:: MATERIAL SHOWN

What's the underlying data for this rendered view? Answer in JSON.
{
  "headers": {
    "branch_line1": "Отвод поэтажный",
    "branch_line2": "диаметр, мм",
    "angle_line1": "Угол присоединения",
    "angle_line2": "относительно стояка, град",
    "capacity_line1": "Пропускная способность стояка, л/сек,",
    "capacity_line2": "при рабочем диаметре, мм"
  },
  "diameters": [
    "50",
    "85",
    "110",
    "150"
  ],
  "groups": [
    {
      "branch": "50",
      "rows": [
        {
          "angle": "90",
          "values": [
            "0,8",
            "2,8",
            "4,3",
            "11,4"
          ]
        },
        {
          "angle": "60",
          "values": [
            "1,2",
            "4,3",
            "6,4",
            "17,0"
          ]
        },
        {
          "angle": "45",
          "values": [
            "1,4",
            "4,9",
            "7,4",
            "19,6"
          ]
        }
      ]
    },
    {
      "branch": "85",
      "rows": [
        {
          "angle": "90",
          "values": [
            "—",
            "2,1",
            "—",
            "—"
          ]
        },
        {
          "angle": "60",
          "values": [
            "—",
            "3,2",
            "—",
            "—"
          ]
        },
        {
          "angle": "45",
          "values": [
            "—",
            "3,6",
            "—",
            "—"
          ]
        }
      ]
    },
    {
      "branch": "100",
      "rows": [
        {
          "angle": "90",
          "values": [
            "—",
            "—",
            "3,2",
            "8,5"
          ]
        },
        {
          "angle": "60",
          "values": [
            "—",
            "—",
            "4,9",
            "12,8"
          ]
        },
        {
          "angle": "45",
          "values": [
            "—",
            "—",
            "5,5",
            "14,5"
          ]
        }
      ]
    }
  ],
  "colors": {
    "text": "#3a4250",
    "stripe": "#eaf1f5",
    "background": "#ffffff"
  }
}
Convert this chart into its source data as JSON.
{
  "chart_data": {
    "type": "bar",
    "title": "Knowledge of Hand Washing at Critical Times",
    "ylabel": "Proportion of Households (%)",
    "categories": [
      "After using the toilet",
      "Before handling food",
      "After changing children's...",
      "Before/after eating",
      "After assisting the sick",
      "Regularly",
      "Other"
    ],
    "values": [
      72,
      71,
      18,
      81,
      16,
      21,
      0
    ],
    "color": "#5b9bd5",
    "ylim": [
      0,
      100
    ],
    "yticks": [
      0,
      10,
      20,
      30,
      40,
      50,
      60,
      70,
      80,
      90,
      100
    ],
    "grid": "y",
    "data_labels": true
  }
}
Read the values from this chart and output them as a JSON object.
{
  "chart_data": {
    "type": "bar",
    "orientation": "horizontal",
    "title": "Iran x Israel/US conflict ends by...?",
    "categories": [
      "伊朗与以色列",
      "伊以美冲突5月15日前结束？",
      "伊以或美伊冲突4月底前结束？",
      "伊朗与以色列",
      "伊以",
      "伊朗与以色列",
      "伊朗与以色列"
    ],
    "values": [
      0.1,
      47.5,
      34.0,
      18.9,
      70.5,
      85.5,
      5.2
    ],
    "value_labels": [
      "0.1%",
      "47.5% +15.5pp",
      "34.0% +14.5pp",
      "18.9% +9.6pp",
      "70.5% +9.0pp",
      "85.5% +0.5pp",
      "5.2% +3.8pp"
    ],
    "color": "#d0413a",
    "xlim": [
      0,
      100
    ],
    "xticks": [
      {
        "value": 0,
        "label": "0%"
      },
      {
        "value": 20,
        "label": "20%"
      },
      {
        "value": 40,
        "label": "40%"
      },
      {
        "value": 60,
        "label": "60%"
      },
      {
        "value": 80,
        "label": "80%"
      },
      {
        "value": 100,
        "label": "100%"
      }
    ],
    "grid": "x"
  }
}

::::

**WHAT NEEDS TO BE DONE**
Output only the lines running from the line with "Read the values" through the final line of the data, inclusive.

**REPLY**
Read the values from this chart and output them as a JSON object.
{
  "chart_data": {
    "type": "bar",
    "orientation": "horizontal",
    "title": "Iran x Israel/US conflict ends by...?",
    "categories": [
      "伊朗与以色列",
      "伊以美冲突5月15日前结束？",
      "伊以或美伊冲突4月底前结束？",
      "伊朗与以色列",
      "伊以",
      "伊朗与以色列",
      "伊朗与以色列"
    ],
    "values": [
      0.1,
      47.5,
      34.0,
      18.9,
      70.5,
      85.5,
      5.2
    ],
    "value_labels": [
      "0.1%",
      "47.5% +15.5pp",
      "34.0% +14.5pp",
      "18.9% +9.6pp",
      "70.5% +9.0pp",
      "85.5% +0.5pp",
      "5.2% +3.8pp"
    ],
    "color": "#d0413a",
    "xlim": [
      0,
      100
    ],
    "xticks": [
      {
        "value": 0,
        "label": "0%"
      },
      {
        "value": 20,
        "label": "20%"
      },
      {
        "value": 40,
        "label": "40%"
      },
      {
        "value": 60,
        "label": "60%"
      },
      {
        "value": 80,
        "label": "80%"
      },
      {
        "value": 100,
        "label": "100%"
      }
    ],
    "grid": "x"
  }
}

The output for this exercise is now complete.